[Start Working data]
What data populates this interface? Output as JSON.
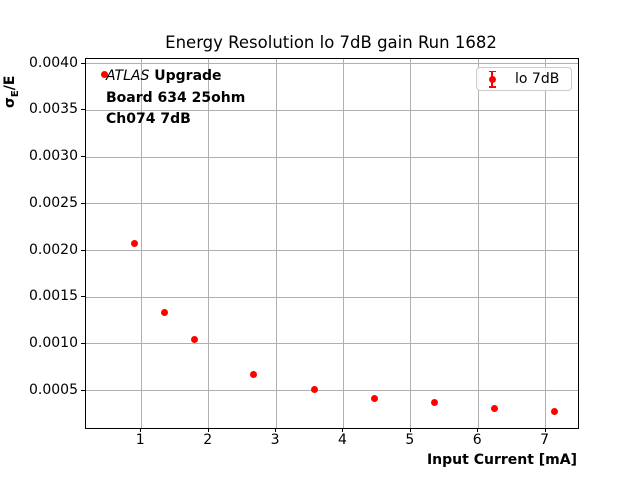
{
  "window": {
    "background_color": "#ffffff"
  },
  "chart_data": {
    "type": "scatter",
    "title": "Energy Resolution lo 7dB gain Run 1682",
    "xlabel": "Input Current [mA]",
    "ylabel": "σE/E",
    "ylabel_parts": {
      "sigma": "σ",
      "sub": "E",
      "rest": "/E"
    },
    "xlim": [
      0.18,
      7.48
    ],
    "ylim": [
      0.0001,
      0.00405
    ],
    "xticks": [
      1,
      2,
      3,
      4,
      5,
      6,
      7
    ],
    "xtick_labels": [
      "1",
      "2",
      "3",
      "4",
      "5",
      "6",
      "7"
    ],
    "yticks": [
      0.0005,
      0.001,
      0.0015,
      0.002,
      0.0025,
      0.003,
      0.0035,
      0.004
    ],
    "ytick_labels": [
      "0.0005",
      "0.0010",
      "0.0015",
      "0.0020",
      "0.0025",
      "0.0030",
      "0.0035",
      "0.0040"
    ],
    "grid": true,
    "grid_color": "#b0b0b0",
    "spine_color": "#000000",
    "series": [
      {
        "name": "lo 7dB",
        "color": "#ff0000",
        "marker": "circle-with-errorbar",
        "points": [
          [
            0.45,
            0.00388
          ],
          [
            0.9,
            0.00208
          ],
          [
            1.34,
            0.00134
          ],
          [
            1.79,
            0.00105
          ],
          [
            2.67,
            0.00067
          ],
          [
            3.57,
            0.00051
          ],
          [
            4.46,
            0.00042
          ],
          [
            5.35,
            0.00037
          ],
          [
            6.24,
            0.00031
          ],
          [
            7.13,
            0.00028
          ]
        ]
      }
    ],
    "legend": {
      "position": "upper right",
      "entries": [
        {
          "label": "lo 7dB",
          "color": "#ff0000"
        }
      ]
    },
    "annotation": {
      "line1_italic": "ATLAS",
      "line1_bold": "Upgrade",
      "line2": "Board 634 25ohm",
      "line3": "Ch074 7dB"
    }
  }
}
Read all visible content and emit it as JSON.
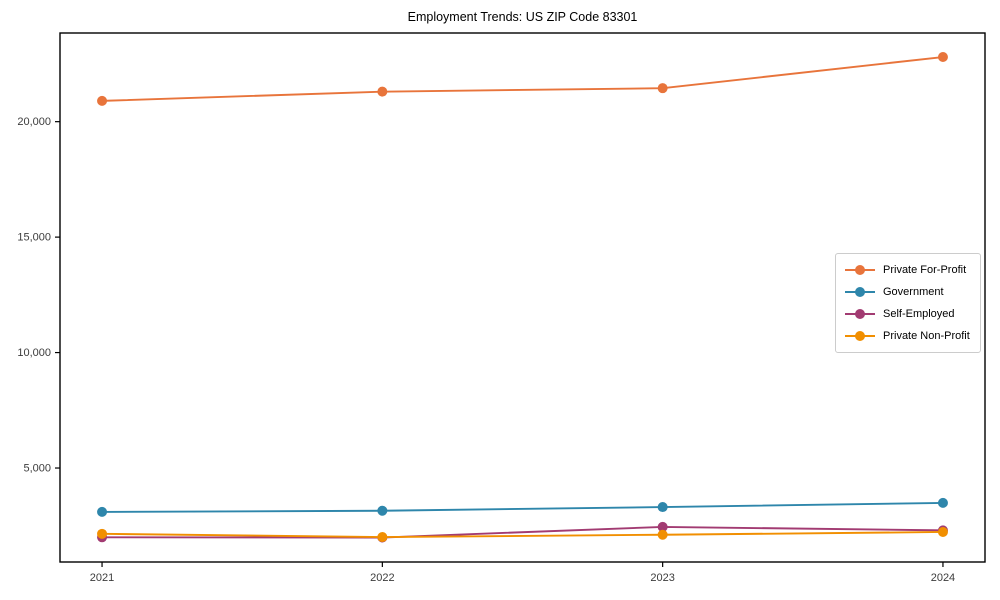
{
  "title": "Employment Trends: US ZIP Code 83301",
  "chart_data": {
    "type": "line",
    "title": "Employment Trends: US ZIP Code 83301",
    "xlabel": "",
    "ylabel": "",
    "x": [
      2021,
      2022,
      2023,
      2024
    ],
    "x_tick_labels": [
      "2021",
      "2022",
      "2023",
      "2024"
    ],
    "y_ticks": [
      5000,
      10000,
      15000,
      20000
    ],
    "y_tick_labels": [
      "5,000",
      "10,000",
      "15,000",
      "20,000"
    ],
    "xlim": [
      2020.85,
      2024.15
    ],
    "ylim": [
      930,
      23840
    ],
    "grid": false,
    "legend_position": "center-right",
    "series": [
      {
        "name": "Private For-Profit",
        "color": "#E8743B",
        "values": [
          20900,
          21300,
          21450,
          22800
        ]
      },
      {
        "name": "Government",
        "color": "#2E86AB",
        "values": [
          3100,
          3150,
          3310,
          3490
        ]
      },
      {
        "name": "Self-Employed",
        "color": "#A23B72",
        "values": [
          2000,
          1990,
          2450,
          2300
        ]
      },
      {
        "name": "Private Non-Profit",
        "color": "#F18F01",
        "values": [
          2150,
          2010,
          2110,
          2230
        ]
      }
    ]
  }
}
[End Working data]
Given request> Pictures are excluded; repeat every record exactly.

Exercise response>
What data populates this interface? Output as JSON.
{
  "window": {
    "background_color": "#ffffff"
  },
  "chart_data": {
    "type": "scatter",
    "title": "Energy Resolution lo 7dB gain Run 1682",
    "xlabel": "Input Current [mA]",
    "ylabel": "σE/E",
    "ylabel_parts": {
      "sigma": "σ",
      "sub": "E",
      "rest": "/E"
    },
    "xlim": [
      0.18,
      7.48
    ],
    "ylim": [
      0.0001,
      0.00405
    ],
    "xticks": [
      1,
      2,
      3,
      4,
      5,
      6,
      7
    ],
    "xtick_labels": [
      "1",
      "2",
      "3",
      "4",
      "5",
      "6",
      "7"
    ],
    "yticks": [
      0.0005,
      0.001,
      0.0015,
      0.002,
      0.0025,
      0.003,
      0.0035,
      0.004
    ],
    "ytick_labels": [
      "0.0005",
      "0.0010",
      "0.0015",
      "0.0020",
      "0.0025",
      "0.0030",
      "0.0035",
      "0.0040"
    ],
    "grid": true,
    "grid_color": "#b0b0b0",
    "spine_color": "#000000",
    "series": [
      {
        "name": "lo 7dB",
        "color": "#ff0000",
        "marker": "circle-with-errorbar",
        "points": [
          [
            0.45,
            0.00388
          ],
          [
            0.9,
            0.00208
          ],
          [
            1.34,
            0.00134
          ],
          [
            1.79,
            0.00105
          ],
          [
            2.67,
            0.00067
          ],
          [
            3.57,
            0.00051
          ],
          [
            4.46,
            0.00042
          ],
          [
            5.35,
            0.00037
          ],
          [
            6.24,
            0.00031
          ],
          [
            7.13,
            0.00028
          ]
        ]
      }
    ],
    "legend": {
      "position": "upper right",
      "entries": [
        {
          "label": "lo 7dB",
          "color": "#ff0000"
        }
      ]
    },
    "annotation": {
      "line1_italic": "ATLAS",
      "line1_bold": "Upgrade",
      "line2": "Board 634 25ohm",
      "line3": "Ch074 7dB"
    }
  }
}
Read all visible content and emit it as JSON.
{
  "title": "Employment Trends: US ZIP Code 83301",
  "chart_data": {
    "type": "line",
    "title": "Employment Trends: US ZIP Code 83301",
    "xlabel": "",
    "ylabel": "",
    "x": [
      2021,
      2022,
      2023,
      2024
    ],
    "x_tick_labels": [
      "2021",
      "2022",
      "2023",
      "2024"
    ],
    "y_ticks": [
      5000,
      10000,
      15000,
      20000
    ],
    "y_tick_labels": [
      "5,000",
      "10,000",
      "15,000",
      "20,000"
    ],
    "xlim": [
      2020.85,
      2024.15
    ],
    "ylim": [
      930,
      23840
    ],
    "grid": false,
    "legend_position": "center-right",
    "series": [
      {
        "name": "Private For-Profit",
        "color": "#E8743B",
        "values": [
          20900,
          21300,
          21450,
          22800
        ]
      },
      {
        "name": "Government",
        "color": "#2E86AB",
        "values": [
          3100,
          3150,
          3310,
          3490
        ]
      },
      {
        "name": "Self-Employed",
        "color": "#A23B72",
        "values": [
          2000,
          1990,
          2450,
          2300
        ]
      },
      {
        "name": "Private Non-Profit",
        "color": "#F18F01",
        "values": [
          2150,
          2010,
          2110,
          2230
        ]
      }
    ]
  }
}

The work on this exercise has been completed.